AIM –
Check each line of the records below for the word "사무실에" and copy those where it appears.
* START SUPPLIED DATA *
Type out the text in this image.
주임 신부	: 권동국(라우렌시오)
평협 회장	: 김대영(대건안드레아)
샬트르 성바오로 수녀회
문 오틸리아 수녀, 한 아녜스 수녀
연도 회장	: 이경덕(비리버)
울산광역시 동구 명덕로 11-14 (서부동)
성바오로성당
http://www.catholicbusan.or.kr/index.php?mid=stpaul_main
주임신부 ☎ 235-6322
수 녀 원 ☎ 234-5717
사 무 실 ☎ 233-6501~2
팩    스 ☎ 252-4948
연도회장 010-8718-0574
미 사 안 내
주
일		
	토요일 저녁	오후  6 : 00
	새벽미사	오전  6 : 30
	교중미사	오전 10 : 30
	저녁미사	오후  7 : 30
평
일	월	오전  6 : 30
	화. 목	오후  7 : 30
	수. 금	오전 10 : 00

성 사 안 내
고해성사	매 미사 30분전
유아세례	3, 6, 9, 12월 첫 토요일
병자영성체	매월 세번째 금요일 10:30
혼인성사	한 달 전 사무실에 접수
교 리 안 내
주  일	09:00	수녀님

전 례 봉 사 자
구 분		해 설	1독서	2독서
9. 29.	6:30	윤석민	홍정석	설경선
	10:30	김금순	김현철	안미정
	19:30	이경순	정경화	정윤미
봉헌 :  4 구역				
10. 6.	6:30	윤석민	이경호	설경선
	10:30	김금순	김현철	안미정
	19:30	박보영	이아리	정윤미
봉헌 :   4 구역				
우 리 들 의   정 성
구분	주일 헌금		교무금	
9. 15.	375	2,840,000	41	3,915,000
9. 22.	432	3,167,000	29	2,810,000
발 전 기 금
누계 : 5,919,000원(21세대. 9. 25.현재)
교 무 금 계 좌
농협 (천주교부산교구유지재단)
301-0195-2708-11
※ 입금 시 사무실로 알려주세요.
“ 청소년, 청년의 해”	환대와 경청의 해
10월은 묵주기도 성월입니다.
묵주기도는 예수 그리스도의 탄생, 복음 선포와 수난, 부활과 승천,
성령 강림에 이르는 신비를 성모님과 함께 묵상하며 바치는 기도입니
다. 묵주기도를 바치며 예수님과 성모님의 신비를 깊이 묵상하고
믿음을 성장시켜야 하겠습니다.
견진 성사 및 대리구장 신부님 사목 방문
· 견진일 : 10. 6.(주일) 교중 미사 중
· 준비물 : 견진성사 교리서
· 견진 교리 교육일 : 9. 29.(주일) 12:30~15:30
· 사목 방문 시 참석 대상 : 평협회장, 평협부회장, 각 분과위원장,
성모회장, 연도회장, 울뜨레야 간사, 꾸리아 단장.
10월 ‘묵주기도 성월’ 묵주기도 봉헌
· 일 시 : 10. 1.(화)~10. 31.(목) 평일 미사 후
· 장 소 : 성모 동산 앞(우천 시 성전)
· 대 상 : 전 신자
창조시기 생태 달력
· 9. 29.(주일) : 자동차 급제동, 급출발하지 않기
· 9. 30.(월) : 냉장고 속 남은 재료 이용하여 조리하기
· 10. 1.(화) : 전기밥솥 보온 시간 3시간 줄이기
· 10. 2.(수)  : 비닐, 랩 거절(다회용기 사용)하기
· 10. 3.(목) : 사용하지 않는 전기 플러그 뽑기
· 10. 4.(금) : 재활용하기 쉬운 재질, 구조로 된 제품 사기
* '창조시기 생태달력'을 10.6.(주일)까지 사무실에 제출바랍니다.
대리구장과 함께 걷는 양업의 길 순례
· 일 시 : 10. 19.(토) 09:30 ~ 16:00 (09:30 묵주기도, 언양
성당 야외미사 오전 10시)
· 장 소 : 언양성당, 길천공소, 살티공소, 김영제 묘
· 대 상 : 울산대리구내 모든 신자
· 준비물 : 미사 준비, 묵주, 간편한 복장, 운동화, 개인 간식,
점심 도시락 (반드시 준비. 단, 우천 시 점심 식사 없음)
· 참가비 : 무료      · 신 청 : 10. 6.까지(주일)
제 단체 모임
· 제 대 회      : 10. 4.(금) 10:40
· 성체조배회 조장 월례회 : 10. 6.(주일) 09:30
* END SUPPLIED DATA *
FINISHED TASK –
혼인성사	한 달 전 사무실에 접수
* '창조시기 생태달력'을 10.6.(주일)까지 사무실에 제출바랍니다.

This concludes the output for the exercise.